- [EXCERPT]
»»

Evaluating Coaches for Older Adults Cancer Care and Health
The overall goal of the COACH study is to conduct a comparative effectiveness trial to
assess the effectiveness of trained, participant-designated health coaches versus
traditional health education efforts on cancer screening among African American older
adults. We hypothesize that members of older adults' extended families can be trained to be
effective coaches who support them through the cancer control spectrum, i.e., prevention,
screening, diagnosis and treatment.
1. Aims/objectives/research question/hypotheses: The overall goal of the COACH study is to
conduct a comparative effectiveness trial to assess the effectiveness of trained,
participant-designated health coaches versus traditional health education efforts on cancer
screening among African American older adults. This research objective is guided by the
theoretical model of the PRECEDE-PROCEED conceptual framework that has been widely adopted
in health promotion. The target jurisdictions for this study are Baltimore City (BC) and
Prince George's County (PGC), Maryland. The study is anchored in community-based
participatory research (CBPR) principles, involving community members in all its phases. The
CBPR component is guided by Community Advisory Groups (CAGs) representing key stakeholders
in the two jurisdictions. The CAGs are essential in determining the questions included in
data collection instruments, mechanisms of recruitment, interpretation of findings, and
dissemination of results within the target communities.

««

- [REQUIRED ACTION]
In the COACH study description, translate this sentence into Spanish: "The target jurisdictions for this study are Baltimore City (BC) and Prince George's County (PGC), Maryland."

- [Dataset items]
»»

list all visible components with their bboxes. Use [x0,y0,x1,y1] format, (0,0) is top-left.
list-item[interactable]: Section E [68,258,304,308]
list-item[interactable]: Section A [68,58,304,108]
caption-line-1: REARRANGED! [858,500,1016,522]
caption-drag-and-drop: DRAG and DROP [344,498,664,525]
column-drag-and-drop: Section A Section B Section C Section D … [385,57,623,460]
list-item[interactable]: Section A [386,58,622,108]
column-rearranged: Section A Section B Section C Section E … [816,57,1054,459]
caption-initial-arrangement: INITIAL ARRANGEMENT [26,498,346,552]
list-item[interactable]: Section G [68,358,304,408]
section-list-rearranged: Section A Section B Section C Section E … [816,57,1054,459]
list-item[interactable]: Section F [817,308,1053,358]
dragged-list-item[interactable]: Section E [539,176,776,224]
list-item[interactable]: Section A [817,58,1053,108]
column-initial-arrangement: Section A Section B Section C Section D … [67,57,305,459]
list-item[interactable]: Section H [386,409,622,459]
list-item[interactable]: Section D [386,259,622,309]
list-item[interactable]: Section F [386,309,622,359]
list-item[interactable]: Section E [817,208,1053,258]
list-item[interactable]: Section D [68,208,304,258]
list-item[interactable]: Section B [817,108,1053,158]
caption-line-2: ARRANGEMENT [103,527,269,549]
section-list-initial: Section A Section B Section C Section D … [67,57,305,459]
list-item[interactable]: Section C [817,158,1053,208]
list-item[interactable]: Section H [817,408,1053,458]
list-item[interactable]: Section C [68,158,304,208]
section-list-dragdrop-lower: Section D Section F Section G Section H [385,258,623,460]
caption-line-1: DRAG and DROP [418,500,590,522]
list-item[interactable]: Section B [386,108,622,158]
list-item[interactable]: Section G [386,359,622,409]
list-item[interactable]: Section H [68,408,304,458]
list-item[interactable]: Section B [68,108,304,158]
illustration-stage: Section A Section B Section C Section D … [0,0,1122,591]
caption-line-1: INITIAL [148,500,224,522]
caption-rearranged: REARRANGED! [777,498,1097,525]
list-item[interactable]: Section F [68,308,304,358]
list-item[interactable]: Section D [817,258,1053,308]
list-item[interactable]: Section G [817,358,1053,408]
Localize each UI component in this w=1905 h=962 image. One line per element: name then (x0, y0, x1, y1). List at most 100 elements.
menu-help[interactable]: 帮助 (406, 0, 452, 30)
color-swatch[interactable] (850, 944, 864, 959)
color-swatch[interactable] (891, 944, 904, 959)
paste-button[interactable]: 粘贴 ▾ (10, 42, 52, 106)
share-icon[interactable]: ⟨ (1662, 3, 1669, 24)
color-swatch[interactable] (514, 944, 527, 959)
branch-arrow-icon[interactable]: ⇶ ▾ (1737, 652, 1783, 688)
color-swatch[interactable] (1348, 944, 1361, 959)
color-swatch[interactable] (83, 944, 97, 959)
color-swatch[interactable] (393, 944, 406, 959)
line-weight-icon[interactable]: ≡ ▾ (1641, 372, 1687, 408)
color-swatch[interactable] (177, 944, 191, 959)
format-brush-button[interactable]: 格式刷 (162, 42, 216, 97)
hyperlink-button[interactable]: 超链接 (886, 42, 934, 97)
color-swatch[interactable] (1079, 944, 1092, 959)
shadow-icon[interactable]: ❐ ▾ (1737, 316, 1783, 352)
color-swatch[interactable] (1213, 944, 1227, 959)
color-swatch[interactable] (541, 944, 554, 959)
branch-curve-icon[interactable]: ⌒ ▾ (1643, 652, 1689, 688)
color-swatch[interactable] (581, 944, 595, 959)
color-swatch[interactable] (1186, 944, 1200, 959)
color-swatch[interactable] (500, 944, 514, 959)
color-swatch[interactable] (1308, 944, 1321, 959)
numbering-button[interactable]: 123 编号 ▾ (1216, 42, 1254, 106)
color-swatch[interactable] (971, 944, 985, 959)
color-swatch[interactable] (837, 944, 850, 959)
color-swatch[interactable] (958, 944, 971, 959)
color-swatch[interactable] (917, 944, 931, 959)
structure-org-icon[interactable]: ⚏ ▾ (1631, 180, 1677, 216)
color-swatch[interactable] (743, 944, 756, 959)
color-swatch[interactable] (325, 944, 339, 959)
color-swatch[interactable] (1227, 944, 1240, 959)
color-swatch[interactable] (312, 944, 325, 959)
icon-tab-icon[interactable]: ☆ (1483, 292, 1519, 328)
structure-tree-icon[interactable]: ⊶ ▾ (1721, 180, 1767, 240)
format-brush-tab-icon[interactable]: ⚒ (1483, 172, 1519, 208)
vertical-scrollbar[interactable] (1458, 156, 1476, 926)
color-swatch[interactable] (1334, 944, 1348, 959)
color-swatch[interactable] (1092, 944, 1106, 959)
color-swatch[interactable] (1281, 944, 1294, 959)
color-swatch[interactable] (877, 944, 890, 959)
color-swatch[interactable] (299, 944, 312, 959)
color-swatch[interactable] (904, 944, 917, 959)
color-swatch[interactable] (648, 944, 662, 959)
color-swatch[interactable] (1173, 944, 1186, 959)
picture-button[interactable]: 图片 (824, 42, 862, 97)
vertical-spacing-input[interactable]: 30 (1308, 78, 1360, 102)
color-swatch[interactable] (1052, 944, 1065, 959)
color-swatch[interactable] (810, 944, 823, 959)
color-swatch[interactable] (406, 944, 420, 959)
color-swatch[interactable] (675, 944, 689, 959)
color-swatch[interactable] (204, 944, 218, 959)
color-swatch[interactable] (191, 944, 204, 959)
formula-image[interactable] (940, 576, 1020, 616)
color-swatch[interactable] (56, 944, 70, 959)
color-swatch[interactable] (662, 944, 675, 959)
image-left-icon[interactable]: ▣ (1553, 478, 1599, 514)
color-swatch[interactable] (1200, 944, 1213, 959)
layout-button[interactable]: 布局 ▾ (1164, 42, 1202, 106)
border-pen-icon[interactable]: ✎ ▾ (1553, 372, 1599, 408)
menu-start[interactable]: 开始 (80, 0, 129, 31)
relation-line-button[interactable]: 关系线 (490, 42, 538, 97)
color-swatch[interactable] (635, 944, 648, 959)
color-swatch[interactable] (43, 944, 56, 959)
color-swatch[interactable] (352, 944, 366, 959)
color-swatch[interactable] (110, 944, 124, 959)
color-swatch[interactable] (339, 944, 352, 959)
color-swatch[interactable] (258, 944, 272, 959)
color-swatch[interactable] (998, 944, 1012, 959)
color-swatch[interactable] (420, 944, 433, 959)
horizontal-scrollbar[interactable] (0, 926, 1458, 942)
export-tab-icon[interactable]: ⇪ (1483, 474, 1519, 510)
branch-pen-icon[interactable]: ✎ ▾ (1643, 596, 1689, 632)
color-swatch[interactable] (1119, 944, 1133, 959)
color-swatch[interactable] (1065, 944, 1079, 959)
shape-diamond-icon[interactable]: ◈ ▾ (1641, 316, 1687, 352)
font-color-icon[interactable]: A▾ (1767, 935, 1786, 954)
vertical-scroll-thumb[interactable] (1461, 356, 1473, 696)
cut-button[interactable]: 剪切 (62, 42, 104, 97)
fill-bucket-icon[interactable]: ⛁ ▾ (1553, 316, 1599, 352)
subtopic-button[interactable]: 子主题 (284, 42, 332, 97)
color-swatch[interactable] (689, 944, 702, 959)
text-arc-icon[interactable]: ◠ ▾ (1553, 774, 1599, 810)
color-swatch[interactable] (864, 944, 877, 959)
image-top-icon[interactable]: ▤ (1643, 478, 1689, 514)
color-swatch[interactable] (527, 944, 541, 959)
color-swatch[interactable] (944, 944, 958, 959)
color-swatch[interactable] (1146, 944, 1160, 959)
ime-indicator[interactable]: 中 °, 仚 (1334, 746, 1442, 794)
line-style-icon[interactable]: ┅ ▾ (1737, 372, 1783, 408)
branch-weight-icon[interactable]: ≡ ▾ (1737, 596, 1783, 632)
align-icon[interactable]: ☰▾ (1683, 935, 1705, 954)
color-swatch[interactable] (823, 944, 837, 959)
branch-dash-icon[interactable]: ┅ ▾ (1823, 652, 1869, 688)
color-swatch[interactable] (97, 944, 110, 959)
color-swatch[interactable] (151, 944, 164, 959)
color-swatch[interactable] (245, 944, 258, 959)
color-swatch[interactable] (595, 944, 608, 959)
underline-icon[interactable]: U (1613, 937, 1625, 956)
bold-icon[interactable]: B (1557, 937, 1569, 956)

««

- [TASK ANSWER]
Las jurisdicciones destinatarias de este estudio son Baltimore City (BC) y Prince George's County (PGC), Maryland.